Document segment:
--- Start ---

Transesterification reaction was performed to determine the optimum reaction temperature by changing the reaction temperature and reaction time according to the experimental design while keeping the other parameters within the optimum conditions of 9:1 methanol to oil ration and 3 wt% catalyst dosage at the agitation speed of 300 rpm. Figure 1 displays the plot of the effect of reaction temperature and reaction time on the biodiesel yield for R-WCOME while keeping other factors constant. The reaction rate can be improved by increasing the reaction temperature and time. At temperature between 45 °C to 50 °C and reaction time of 1 to 2 hrs, the biodiesel yield was below the optimal value due to limitations of the reactants solubility and rate of mass transfer,  at higher temperature  and time above 50 oC and 2 hrs the reactants gained enough kinetic energy which speeds up the mass transfer rate among the oil which results in maximum conversion of 86% at 55 oC and 3hrs  reaction temperature and time respectively. Above the optimal reaction temperature, a slight decrease in biodiesel yield was observed due to the closeness of the reaction temperature to the boiling point of methanol which could result to the vaporization. Likewise, beyond the optimal temperatures and reaction time, saponification might have been favored more due to less concentration of the reactants to push the reaction in the forward direction.

--- End ---

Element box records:
--- Start ---

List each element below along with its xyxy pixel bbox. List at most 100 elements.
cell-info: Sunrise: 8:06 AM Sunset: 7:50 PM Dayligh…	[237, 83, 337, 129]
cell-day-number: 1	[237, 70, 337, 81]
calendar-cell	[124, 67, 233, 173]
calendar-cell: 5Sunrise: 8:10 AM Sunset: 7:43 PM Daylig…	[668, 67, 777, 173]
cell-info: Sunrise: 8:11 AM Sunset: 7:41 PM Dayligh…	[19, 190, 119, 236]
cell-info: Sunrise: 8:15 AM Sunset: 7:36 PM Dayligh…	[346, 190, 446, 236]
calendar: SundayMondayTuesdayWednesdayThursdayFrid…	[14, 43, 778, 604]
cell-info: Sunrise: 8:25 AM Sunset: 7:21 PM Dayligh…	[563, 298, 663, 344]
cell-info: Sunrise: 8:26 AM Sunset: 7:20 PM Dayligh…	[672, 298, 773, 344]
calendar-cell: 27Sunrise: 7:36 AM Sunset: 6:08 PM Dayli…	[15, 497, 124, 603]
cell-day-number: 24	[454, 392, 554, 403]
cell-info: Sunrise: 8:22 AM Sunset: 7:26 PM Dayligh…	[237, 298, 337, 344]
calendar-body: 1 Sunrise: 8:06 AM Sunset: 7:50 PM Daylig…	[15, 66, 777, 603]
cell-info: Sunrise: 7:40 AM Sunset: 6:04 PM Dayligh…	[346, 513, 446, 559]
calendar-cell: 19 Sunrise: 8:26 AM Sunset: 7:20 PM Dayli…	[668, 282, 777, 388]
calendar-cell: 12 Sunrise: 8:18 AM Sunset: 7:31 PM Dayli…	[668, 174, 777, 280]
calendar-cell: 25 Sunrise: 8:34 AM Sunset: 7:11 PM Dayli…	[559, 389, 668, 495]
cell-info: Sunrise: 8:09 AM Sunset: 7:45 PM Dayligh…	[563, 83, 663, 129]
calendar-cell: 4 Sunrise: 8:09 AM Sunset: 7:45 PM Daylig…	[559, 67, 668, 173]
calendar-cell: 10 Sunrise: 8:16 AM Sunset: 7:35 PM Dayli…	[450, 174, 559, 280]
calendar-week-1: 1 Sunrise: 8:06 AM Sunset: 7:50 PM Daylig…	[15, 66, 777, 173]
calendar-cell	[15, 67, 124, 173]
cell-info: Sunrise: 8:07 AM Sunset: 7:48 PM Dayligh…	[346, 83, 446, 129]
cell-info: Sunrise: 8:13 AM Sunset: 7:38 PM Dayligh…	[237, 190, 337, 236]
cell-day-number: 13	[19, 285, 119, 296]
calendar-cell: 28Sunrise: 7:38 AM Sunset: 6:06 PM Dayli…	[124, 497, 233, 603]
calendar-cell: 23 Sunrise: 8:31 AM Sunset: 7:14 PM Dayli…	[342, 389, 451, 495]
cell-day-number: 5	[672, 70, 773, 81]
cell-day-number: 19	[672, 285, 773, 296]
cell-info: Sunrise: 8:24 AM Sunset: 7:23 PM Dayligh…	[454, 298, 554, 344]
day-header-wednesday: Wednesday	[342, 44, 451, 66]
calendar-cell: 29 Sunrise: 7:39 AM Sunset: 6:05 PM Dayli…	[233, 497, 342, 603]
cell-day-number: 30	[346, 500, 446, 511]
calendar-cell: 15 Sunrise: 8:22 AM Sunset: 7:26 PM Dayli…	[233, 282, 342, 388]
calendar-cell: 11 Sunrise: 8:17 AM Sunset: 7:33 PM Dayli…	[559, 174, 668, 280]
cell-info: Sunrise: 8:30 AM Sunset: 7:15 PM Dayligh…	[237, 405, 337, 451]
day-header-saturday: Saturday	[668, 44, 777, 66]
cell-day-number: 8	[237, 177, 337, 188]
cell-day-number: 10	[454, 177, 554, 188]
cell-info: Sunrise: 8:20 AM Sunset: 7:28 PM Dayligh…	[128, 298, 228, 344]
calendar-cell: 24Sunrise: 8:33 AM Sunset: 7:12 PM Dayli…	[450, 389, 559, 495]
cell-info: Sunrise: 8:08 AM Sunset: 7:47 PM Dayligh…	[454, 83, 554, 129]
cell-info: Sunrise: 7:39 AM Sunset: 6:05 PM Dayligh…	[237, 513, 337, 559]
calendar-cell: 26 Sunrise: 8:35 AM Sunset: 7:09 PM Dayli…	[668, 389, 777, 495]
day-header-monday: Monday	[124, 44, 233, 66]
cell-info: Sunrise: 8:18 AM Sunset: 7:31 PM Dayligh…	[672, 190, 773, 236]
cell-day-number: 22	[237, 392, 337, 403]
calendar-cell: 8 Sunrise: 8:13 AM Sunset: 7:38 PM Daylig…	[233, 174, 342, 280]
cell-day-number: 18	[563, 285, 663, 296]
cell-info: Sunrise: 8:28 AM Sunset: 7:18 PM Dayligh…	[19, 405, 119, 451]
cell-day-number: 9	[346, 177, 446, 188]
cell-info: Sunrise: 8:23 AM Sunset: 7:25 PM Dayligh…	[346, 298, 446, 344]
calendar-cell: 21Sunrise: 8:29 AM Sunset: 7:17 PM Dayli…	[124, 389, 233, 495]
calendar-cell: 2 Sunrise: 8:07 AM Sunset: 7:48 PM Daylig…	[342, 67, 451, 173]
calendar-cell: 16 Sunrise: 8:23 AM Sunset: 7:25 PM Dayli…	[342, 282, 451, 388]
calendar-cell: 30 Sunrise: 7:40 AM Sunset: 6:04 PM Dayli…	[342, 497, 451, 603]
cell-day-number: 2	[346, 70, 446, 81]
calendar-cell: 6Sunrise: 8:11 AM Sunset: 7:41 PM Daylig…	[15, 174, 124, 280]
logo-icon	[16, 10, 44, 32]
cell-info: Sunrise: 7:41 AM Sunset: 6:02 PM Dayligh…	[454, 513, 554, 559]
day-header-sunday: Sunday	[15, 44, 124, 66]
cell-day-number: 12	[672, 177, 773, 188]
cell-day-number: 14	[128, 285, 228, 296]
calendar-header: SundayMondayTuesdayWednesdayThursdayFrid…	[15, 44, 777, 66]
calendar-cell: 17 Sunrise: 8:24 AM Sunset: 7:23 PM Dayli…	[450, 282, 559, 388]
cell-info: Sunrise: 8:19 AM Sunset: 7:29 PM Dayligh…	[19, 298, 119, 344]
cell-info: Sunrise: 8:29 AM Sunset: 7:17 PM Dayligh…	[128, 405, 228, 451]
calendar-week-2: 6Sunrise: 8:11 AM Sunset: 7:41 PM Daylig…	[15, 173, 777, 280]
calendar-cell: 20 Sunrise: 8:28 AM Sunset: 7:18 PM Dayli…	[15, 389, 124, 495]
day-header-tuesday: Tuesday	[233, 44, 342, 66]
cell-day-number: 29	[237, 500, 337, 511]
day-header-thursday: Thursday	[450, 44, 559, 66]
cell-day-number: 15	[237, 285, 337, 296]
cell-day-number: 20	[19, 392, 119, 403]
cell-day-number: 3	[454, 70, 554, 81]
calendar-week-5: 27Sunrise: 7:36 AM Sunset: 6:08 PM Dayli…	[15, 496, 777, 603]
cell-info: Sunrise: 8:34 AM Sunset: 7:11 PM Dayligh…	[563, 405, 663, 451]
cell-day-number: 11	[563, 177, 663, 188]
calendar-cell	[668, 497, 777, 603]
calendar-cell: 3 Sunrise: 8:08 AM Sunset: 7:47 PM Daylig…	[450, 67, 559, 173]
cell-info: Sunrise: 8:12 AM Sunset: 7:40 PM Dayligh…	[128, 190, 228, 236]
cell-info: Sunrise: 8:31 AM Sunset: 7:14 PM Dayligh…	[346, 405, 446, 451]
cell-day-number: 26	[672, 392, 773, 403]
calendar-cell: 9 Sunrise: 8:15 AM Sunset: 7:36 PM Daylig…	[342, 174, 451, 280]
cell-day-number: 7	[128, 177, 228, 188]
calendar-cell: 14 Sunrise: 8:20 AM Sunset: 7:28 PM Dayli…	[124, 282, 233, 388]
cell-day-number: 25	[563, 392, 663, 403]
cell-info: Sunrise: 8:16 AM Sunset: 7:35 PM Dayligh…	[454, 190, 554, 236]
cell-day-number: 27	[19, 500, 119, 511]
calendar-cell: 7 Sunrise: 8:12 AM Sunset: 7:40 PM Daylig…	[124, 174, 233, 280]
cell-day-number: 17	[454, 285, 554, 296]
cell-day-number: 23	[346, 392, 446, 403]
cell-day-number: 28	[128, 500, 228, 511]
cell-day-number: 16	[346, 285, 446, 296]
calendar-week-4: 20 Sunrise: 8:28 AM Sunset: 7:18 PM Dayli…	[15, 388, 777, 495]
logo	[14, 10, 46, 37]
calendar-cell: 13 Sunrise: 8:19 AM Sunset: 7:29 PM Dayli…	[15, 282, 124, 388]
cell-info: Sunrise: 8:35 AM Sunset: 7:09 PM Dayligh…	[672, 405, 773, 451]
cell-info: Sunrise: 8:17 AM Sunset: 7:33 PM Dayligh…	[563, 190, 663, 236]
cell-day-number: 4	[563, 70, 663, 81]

--- End ---

The problem:
Condense the paragraph beginning "Transesterification reaction was performed" from the passage on biodiesel reaction temperature into a short bulleted list that keeps its main facts. These entries come from a source unrelated to the passage on biodiesel reaction temperature.

Written answer:
- Reaction temperature and time were varied per the experimental design to find the optimum temperature. Other parameters stayed at 9:1 methanol to oil, 3 wt% catalyst, and 300 rpm agitation.
- Figure 1 plots how temperature and time affect biodiesel yield for R-WCOME.
- Higher temperature and longer time improve the reaction rate.
- At 45–50 °C and 1–2 hrs, yield was below optimal because of limited reactant solubility and mass transfer.
- Above 50 °C and 2 hrs, reactants gained enough kinetic energy to speed mass transfer. This gave a maximum conversion of 86% at 55 °C and 3 hrs.
- Above the optimal temperature, yield fell slightly because the temperature was close to methanol's boiling point, which could cause vaporization.
- Beyond the optimal temperature and time, saponification may have been favored because less reactant remained to drive the reaction forward.